- _Task requirements_:
Search the material below for the string "JSON" and extract each line that has it.

- _The data_:
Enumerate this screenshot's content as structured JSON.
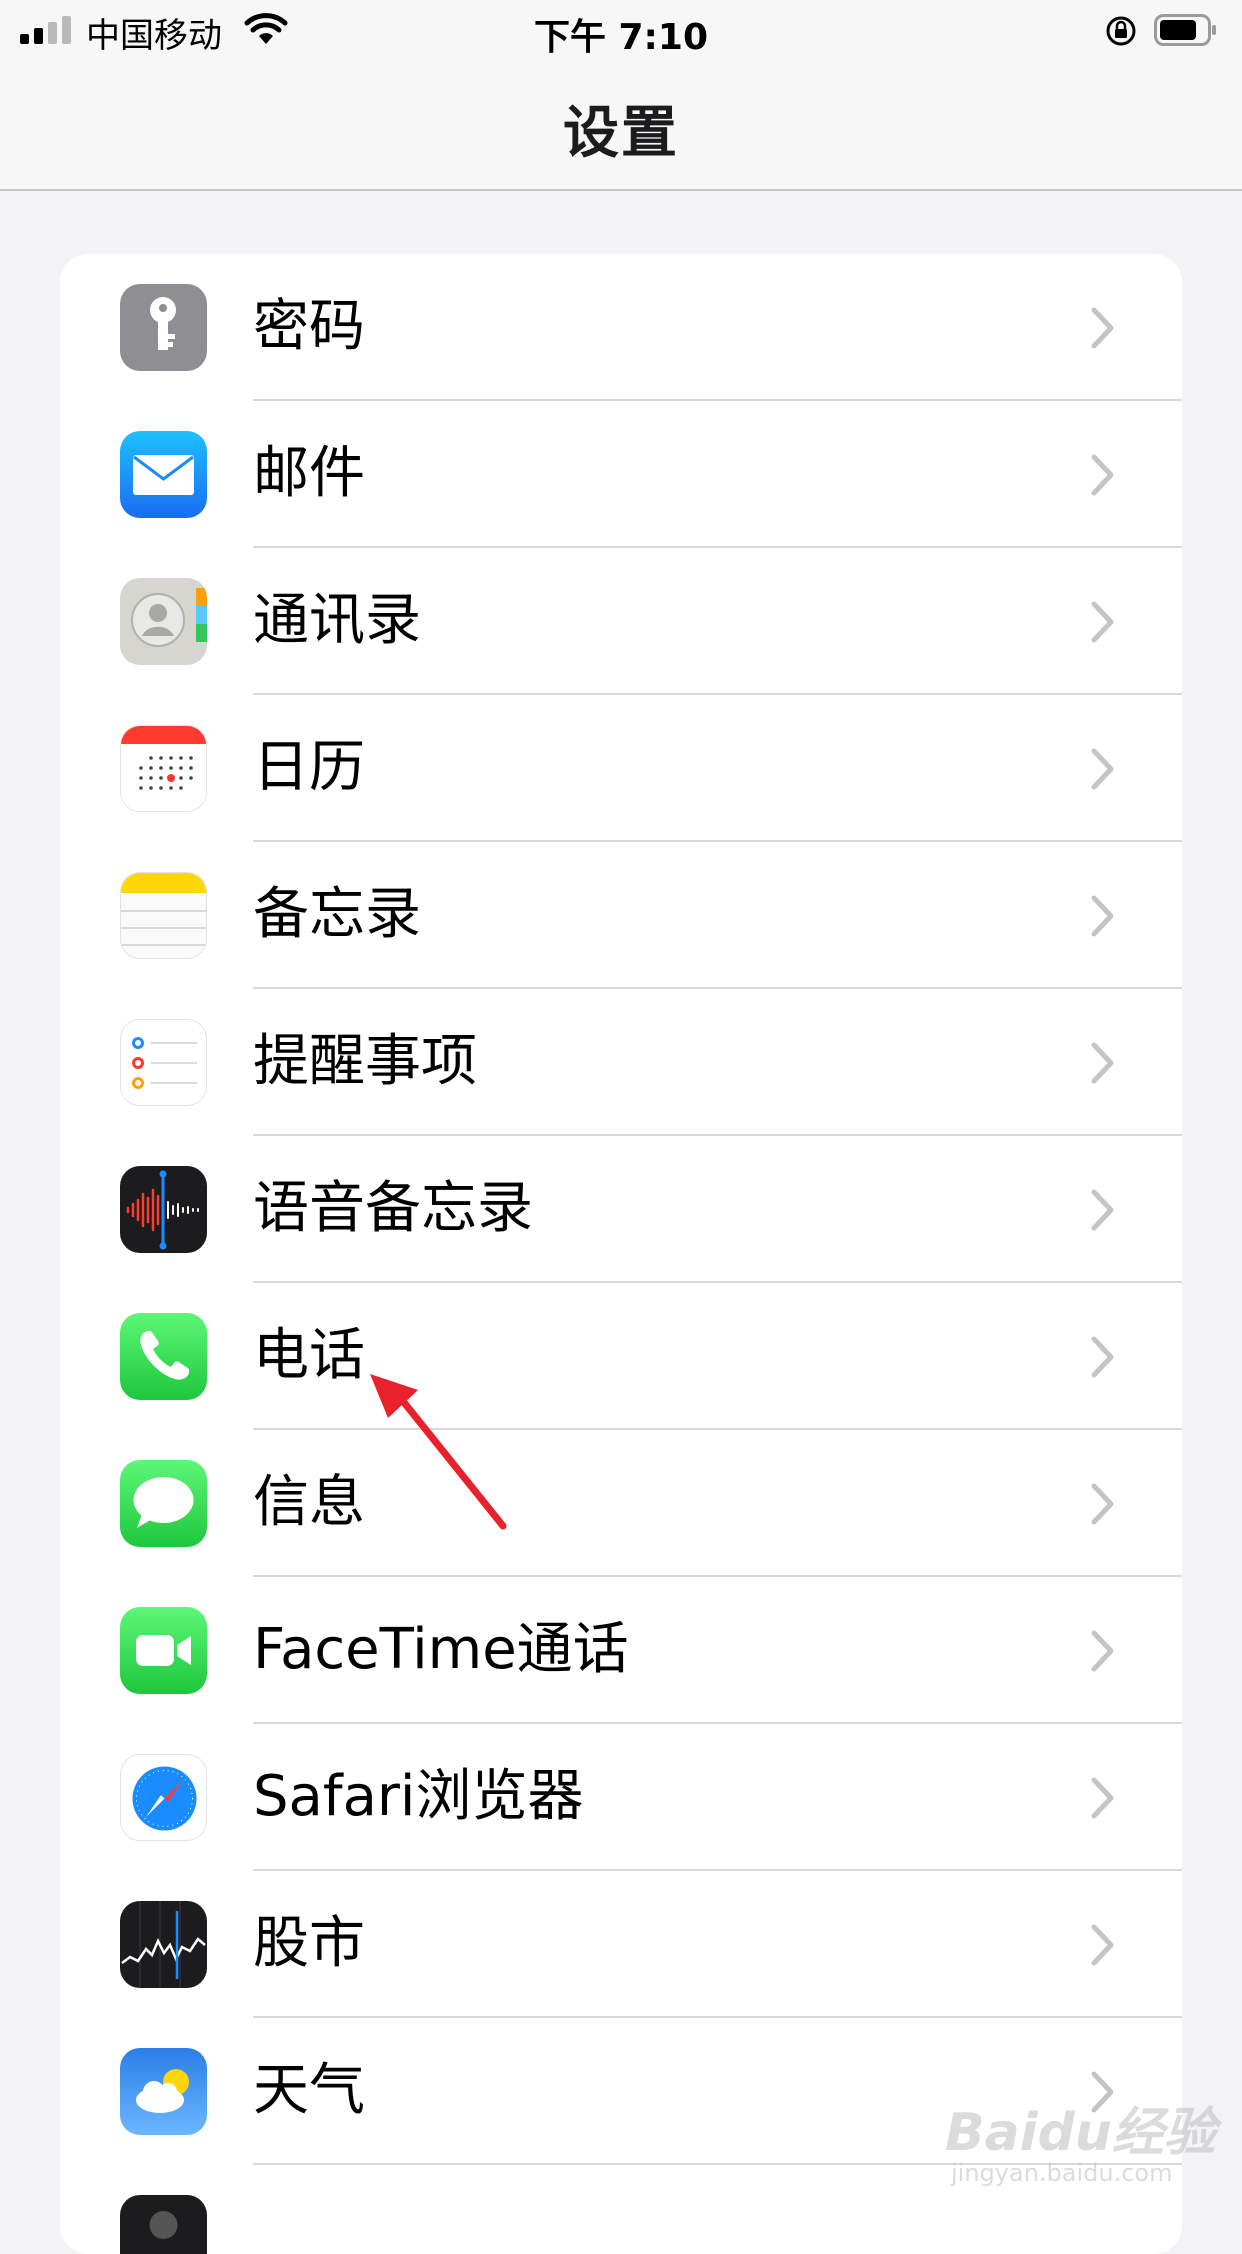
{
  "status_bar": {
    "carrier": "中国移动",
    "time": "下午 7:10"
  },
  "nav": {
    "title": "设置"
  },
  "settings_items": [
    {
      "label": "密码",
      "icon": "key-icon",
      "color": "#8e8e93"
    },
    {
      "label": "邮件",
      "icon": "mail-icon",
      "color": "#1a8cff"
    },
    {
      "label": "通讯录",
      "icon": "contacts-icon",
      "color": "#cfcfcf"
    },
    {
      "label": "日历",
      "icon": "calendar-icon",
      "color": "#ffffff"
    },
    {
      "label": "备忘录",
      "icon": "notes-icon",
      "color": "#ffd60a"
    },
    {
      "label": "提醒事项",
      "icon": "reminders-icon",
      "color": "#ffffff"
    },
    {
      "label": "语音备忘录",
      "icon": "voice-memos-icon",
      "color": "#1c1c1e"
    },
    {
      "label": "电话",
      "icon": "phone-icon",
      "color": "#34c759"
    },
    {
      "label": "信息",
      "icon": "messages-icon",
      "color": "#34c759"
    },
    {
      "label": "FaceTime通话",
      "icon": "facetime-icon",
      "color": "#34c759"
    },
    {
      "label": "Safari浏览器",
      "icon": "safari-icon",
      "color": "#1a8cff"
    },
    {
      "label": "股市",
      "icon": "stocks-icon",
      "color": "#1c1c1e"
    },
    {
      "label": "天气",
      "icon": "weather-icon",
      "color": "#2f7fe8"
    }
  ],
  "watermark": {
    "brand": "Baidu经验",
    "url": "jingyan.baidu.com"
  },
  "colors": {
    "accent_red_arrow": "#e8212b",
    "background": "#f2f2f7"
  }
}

--

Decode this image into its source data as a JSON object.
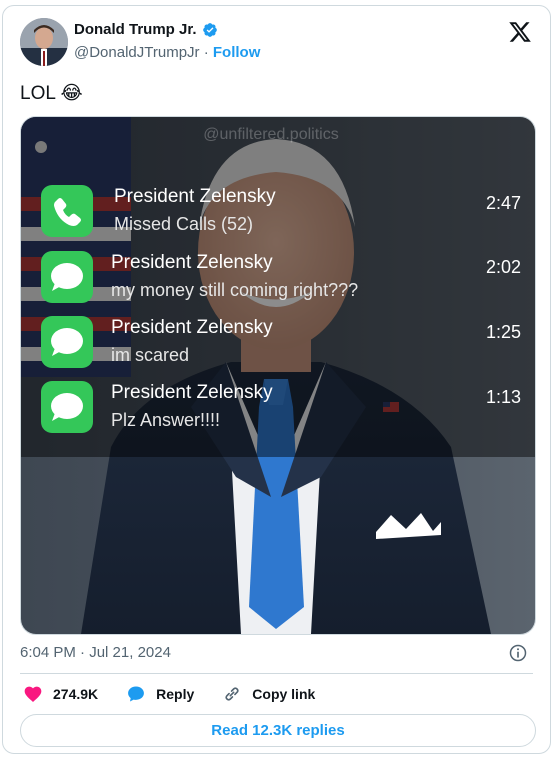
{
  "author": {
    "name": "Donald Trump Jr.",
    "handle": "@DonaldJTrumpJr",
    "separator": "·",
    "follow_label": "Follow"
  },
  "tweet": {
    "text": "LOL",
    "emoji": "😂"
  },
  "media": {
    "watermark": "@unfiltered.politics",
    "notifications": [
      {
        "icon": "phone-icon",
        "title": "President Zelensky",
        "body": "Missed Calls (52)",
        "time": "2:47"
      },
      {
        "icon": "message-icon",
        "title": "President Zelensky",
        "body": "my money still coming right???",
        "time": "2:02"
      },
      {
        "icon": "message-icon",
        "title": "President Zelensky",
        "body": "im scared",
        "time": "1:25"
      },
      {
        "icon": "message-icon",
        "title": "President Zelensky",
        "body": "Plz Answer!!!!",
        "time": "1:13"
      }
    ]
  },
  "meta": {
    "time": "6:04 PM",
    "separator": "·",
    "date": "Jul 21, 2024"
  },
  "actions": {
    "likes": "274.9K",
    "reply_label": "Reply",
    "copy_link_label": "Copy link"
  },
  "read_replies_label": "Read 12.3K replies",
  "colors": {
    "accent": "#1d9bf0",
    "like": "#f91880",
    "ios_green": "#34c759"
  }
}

- _Answer to the exercise_:
Enumerate this screenshot's content as structured JSON.
Decode this image into its source data as a JSON object.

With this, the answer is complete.